BEGIN GIVEN RECORDS

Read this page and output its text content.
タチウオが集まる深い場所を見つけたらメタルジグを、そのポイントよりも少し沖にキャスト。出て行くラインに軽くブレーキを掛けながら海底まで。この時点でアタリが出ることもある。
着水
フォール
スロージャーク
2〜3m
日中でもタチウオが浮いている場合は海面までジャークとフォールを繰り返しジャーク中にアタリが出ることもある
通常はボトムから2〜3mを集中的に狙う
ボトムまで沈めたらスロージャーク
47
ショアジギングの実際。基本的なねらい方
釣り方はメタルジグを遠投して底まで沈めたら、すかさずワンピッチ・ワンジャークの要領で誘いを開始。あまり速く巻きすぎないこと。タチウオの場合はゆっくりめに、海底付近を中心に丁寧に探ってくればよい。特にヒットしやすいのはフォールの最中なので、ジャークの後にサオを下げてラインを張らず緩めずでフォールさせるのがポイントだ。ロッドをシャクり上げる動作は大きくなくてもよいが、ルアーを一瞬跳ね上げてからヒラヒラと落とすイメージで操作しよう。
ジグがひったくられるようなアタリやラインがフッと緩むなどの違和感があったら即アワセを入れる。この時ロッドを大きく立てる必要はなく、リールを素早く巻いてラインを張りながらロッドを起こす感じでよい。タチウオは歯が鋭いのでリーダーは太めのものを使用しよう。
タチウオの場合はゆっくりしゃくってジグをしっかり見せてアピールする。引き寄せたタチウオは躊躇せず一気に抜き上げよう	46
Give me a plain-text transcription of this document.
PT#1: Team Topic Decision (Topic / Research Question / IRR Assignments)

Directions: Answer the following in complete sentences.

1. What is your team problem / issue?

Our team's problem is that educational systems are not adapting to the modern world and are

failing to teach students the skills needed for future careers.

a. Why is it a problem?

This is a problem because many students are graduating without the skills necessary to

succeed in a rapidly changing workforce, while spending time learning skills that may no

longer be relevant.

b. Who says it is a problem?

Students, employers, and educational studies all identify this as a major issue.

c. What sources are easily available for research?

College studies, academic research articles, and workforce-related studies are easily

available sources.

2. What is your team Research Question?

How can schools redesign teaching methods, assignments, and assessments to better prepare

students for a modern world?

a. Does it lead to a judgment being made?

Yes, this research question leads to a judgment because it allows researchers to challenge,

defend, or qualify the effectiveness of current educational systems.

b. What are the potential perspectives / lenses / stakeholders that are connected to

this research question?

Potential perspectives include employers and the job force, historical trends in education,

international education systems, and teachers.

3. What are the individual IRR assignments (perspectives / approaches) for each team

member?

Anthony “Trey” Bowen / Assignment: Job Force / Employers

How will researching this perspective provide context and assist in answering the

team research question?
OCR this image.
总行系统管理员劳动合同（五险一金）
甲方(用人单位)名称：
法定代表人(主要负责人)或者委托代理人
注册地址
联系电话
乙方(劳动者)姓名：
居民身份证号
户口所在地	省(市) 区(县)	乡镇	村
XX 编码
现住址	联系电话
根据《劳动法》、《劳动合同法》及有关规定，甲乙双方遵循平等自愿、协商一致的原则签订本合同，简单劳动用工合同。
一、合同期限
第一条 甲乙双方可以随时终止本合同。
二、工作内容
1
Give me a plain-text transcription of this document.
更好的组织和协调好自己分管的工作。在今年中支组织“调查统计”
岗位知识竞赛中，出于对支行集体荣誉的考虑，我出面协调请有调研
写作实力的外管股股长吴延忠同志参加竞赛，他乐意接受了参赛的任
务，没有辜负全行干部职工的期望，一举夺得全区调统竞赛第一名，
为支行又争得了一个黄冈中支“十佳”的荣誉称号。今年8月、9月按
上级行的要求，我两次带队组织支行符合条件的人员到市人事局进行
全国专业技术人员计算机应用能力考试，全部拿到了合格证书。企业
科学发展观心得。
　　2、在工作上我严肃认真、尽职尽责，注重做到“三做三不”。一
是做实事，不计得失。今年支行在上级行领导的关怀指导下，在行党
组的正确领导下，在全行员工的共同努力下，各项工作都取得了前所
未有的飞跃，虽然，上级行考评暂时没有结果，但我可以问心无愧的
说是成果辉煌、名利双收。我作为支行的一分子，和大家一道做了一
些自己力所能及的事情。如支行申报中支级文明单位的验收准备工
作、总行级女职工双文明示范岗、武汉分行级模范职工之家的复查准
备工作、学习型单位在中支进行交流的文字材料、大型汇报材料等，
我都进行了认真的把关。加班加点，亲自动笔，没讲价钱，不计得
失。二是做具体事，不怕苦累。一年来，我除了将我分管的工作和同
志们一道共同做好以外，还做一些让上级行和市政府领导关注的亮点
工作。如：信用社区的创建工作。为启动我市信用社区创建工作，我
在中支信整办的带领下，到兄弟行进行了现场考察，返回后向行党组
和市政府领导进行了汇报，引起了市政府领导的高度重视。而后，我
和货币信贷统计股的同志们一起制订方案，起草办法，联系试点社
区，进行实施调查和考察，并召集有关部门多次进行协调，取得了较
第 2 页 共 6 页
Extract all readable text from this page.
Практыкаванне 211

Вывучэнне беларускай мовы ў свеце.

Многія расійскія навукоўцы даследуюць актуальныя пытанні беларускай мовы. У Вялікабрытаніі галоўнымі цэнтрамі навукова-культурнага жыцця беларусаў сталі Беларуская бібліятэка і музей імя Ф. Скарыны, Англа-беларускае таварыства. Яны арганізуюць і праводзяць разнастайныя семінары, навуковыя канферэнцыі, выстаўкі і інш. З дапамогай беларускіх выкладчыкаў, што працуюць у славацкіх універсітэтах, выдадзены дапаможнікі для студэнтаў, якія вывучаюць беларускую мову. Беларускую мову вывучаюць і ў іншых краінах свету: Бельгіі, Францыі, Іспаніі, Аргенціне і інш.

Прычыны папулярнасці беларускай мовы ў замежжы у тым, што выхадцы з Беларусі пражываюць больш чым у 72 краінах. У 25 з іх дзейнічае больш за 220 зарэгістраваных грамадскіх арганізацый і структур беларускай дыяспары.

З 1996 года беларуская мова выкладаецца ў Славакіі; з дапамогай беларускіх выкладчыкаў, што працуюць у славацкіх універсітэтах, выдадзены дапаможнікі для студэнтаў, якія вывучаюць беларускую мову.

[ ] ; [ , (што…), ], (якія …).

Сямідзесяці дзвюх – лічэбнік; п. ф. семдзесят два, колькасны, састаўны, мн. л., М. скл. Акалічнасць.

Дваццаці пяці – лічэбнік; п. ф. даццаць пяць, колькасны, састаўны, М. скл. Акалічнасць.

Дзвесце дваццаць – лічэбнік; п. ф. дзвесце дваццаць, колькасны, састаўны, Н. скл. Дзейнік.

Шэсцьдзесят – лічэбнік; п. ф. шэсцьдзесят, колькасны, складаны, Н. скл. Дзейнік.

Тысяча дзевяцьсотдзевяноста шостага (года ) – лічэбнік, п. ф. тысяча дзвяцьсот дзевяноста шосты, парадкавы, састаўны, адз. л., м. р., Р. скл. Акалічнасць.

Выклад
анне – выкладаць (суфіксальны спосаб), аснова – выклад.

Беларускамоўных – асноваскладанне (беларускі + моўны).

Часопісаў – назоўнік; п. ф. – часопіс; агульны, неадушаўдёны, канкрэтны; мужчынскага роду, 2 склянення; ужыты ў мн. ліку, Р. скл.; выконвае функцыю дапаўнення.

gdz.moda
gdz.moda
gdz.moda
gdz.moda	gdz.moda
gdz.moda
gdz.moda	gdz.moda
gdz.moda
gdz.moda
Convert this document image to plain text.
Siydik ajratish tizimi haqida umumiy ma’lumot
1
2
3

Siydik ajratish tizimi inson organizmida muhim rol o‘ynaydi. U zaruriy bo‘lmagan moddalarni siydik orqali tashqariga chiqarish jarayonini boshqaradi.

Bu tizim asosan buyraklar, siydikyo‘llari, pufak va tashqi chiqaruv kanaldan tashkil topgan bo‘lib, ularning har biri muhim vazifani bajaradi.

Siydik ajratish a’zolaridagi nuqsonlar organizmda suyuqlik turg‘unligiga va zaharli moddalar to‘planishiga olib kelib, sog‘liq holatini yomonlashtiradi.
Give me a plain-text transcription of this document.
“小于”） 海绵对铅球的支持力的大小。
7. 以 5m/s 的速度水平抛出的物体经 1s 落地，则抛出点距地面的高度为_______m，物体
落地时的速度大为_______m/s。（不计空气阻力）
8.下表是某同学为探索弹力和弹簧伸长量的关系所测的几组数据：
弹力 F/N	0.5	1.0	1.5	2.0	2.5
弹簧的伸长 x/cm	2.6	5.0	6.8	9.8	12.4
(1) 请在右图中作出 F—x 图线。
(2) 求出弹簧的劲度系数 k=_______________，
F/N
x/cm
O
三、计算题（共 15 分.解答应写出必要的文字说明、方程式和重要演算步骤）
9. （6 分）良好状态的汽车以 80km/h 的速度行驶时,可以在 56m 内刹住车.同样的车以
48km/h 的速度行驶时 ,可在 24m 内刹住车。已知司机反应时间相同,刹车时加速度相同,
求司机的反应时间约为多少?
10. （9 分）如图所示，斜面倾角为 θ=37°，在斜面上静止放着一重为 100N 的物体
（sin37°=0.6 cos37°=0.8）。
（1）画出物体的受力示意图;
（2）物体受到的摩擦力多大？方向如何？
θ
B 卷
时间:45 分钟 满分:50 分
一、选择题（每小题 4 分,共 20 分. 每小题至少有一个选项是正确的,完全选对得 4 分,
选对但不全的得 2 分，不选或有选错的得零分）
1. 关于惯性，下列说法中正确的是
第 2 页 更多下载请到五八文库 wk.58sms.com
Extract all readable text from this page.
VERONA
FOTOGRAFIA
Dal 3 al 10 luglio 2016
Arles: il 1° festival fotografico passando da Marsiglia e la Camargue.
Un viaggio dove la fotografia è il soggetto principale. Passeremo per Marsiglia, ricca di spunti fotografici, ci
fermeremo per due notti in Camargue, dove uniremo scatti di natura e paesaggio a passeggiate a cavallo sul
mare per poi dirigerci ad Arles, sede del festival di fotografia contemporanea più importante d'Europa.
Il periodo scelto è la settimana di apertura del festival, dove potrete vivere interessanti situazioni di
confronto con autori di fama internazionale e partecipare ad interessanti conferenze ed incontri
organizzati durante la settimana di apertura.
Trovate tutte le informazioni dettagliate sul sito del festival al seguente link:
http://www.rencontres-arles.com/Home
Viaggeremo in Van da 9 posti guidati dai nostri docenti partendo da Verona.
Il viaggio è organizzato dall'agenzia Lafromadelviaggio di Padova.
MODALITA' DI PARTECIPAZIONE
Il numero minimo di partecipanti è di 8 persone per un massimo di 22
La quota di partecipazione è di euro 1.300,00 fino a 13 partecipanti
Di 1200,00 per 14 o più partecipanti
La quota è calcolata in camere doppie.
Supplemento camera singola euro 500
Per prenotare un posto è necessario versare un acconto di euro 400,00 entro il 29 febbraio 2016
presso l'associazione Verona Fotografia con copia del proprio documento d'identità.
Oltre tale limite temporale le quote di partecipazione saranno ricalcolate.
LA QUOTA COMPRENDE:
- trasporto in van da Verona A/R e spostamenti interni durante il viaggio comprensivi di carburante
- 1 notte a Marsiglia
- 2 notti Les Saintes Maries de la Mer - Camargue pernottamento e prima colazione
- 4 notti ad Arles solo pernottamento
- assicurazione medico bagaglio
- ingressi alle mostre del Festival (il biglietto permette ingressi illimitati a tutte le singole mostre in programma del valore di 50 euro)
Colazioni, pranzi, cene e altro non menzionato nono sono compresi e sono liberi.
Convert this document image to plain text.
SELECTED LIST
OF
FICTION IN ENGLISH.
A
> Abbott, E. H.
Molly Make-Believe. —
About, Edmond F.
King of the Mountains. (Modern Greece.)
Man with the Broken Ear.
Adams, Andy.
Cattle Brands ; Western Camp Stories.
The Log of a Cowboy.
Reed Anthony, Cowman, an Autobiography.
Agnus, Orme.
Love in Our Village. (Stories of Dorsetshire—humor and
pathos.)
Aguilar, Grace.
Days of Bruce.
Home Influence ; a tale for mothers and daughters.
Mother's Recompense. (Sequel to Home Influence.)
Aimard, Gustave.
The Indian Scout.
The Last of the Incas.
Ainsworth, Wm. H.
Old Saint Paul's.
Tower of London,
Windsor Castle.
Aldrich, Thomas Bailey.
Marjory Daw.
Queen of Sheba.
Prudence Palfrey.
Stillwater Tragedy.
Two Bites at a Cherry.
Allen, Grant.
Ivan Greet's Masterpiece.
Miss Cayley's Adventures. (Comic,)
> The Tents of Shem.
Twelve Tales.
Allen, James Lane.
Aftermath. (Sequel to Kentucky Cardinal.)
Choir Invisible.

END GIVEN RECORDS

• [WORK INSTRUCTIONS] Show every line in the records above that contains the word "Home".

• [ANSWER TO THIS TASK]
http://www.rencontres-arles.com/Home
Home Influence ; a tale for mothers and daughters.
Mother's Recompense. (Sequel to Home Influence.)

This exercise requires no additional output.